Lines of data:
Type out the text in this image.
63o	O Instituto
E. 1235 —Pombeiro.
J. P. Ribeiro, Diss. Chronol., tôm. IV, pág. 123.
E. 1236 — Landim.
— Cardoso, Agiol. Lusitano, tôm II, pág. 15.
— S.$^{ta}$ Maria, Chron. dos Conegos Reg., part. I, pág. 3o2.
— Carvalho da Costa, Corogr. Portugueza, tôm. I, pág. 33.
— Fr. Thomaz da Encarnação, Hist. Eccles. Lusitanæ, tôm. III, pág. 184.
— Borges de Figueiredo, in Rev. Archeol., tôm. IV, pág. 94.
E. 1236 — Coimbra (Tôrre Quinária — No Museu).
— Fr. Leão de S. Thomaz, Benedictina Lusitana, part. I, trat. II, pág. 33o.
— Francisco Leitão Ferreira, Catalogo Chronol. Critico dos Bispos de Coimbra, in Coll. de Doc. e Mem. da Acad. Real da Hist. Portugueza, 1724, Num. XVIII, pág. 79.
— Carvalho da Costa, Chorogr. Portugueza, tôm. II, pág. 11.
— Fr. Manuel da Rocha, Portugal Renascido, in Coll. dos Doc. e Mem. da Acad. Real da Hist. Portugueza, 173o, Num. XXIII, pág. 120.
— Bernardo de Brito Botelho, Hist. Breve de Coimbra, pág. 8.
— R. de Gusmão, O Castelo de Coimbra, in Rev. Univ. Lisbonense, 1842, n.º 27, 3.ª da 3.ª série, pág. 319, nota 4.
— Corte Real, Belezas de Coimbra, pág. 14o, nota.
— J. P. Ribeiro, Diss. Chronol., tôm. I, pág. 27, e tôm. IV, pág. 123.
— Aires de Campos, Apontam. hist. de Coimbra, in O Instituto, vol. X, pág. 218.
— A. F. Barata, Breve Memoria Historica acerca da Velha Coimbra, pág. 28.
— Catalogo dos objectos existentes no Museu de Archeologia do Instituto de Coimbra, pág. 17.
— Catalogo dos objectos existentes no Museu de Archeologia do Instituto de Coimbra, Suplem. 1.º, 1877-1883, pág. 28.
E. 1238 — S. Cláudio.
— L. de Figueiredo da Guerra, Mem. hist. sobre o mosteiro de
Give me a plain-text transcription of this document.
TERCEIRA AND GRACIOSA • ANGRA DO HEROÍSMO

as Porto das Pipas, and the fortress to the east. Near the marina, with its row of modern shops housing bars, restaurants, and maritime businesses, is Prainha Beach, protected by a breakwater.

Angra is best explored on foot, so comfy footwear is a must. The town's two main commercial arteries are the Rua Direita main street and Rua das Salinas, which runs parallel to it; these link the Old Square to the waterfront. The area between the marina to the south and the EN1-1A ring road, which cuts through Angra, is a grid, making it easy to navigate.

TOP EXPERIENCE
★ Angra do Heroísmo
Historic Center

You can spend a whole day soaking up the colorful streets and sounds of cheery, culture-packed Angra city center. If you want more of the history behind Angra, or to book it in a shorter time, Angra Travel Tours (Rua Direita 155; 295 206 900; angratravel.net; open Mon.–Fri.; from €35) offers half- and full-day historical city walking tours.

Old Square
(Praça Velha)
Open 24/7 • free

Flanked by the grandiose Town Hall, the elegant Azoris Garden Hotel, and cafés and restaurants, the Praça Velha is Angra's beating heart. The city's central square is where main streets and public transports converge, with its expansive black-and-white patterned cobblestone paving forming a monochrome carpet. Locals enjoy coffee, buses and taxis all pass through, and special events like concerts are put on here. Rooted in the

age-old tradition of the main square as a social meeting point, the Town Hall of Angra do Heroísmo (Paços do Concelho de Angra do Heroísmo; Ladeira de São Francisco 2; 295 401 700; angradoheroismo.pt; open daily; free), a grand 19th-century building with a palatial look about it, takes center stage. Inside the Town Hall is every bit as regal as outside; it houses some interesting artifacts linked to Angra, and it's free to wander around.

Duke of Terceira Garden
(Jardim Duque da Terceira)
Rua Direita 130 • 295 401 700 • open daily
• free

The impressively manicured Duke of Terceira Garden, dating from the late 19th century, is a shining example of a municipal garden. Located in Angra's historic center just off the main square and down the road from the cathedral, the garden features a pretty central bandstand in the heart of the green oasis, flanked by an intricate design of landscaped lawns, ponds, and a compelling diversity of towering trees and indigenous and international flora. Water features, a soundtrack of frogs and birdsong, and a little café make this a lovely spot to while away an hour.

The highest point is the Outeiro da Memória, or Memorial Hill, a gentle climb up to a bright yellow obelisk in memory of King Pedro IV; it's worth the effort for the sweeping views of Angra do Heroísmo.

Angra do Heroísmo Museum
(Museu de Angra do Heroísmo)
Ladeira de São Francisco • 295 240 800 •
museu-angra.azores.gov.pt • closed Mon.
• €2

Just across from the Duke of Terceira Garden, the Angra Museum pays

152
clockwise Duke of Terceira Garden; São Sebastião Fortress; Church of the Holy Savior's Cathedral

■ WRITTEN PROBLEM ■
Determine the number of lines where the string "nota" occurs, and give that number only.

■ SOLUTION FOR THIS TASK ■
2